▸ **Set task**
Every record must be repeated exactly, with no omission.

▸ **Data items**
-- begin --
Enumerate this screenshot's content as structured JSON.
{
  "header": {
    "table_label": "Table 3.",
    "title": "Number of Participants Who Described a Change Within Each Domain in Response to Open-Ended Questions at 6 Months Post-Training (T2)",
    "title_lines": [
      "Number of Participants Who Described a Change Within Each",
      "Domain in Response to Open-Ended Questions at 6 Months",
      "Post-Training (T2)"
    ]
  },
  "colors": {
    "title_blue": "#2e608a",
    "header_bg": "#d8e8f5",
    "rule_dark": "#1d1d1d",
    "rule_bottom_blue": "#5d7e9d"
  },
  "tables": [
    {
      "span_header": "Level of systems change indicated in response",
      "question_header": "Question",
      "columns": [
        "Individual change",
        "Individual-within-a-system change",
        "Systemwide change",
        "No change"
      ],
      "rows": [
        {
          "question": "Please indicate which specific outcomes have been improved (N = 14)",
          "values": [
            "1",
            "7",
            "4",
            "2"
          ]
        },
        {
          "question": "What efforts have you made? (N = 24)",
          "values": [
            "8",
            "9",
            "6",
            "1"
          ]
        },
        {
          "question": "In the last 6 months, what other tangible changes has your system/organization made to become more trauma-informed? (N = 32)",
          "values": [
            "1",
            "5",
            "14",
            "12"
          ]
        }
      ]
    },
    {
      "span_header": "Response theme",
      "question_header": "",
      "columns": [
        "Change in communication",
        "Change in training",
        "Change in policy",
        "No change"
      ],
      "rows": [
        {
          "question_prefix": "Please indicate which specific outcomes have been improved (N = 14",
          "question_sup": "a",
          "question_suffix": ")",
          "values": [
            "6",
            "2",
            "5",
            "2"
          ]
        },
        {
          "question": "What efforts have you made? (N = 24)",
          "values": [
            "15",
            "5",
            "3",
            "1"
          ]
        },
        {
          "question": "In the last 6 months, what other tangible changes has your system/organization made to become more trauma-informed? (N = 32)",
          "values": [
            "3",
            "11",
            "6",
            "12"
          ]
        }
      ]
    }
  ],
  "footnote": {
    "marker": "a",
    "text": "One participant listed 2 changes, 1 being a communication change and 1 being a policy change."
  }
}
-- end --
▸ **Answer to this exercise**
Enumerate this screenshot's content as structured JSON.
{
  "header": {
    "table_label": "Table 3.",
    "title": "Number of Participants Who Described a Change Within Each Domain in Response to Open-Ended Questions at 6 Months Post-Training (T2)",
    "title_lines": [
      "Number of Participants Who Described a Change Within Each",
      "Domain in Response to Open-Ended Questions at 6 Months",
      "Post-Training (T2)"
    ]
  },
  "colors": {
    "title_blue": "#2e608a",
    "header_bg": "#d8e8f5",
    "rule_dark": "#1d1d1d",
    "rule_bottom_blue": "#5d7e9d"
  },
  "tables": [
    {
      "span_header": "Level of systems change indicated in response",
      "question_header": "Question",
      "columns": [
        "Individual change",
        "Individual-within-a-system change",
        "Systemwide change",
        "No change"
      ],
      "rows": [
        {
          "question": "Please indicate which specific outcomes have been improved (N = 14)",
          "values": [
            "1",
            "7",
            "4",
            "2"
          ]
        },
        {
          "question": "What efforts have you made? (N = 24)",
          "values": [
            "8",
            "9",
            "6",
            "1"
          ]
        },
        {
          "question": "In the last 6 months, what other tangible changes has your system/organization made to become more trauma-informed? (N = 32)",
          "values": [
            "1",
            "5",
            "14",
            "12"
          ]
        }
      ]
    },
    {
      "span_header": "Response theme",
      "question_header": "",
      "columns": [
        "Change in communication",
        "Change in training",
        "Change in policy",
        "No change"
      ],
      "rows": [
        {
          "question_prefix": "Please indicate which specific outcomes have been improved (N = 14",
          "question_sup": "a",
          "question_suffix": ")",
          "values": [
            "6",
            "2",
            "5",
            "2"
          ]
        },
        {
          "question": "What efforts have you made? (N = 24)",
          "values": [
            "15",
            "5",
            "3",
            "1"
          ]
        },
        {
          "question": "In the last 6 months, what other tangible changes has your system/organization made to become more trauma-informed? (N = 32)",
          "values": [
            "3",
            "11",
            "6",
            "12"
          ]
        }
      ]
    }
  ],
  "footnote": {
    "marker": "a",
    "text": "One participant listed 2 changes, 1 being a communication change and 1 being a policy change."
  }
}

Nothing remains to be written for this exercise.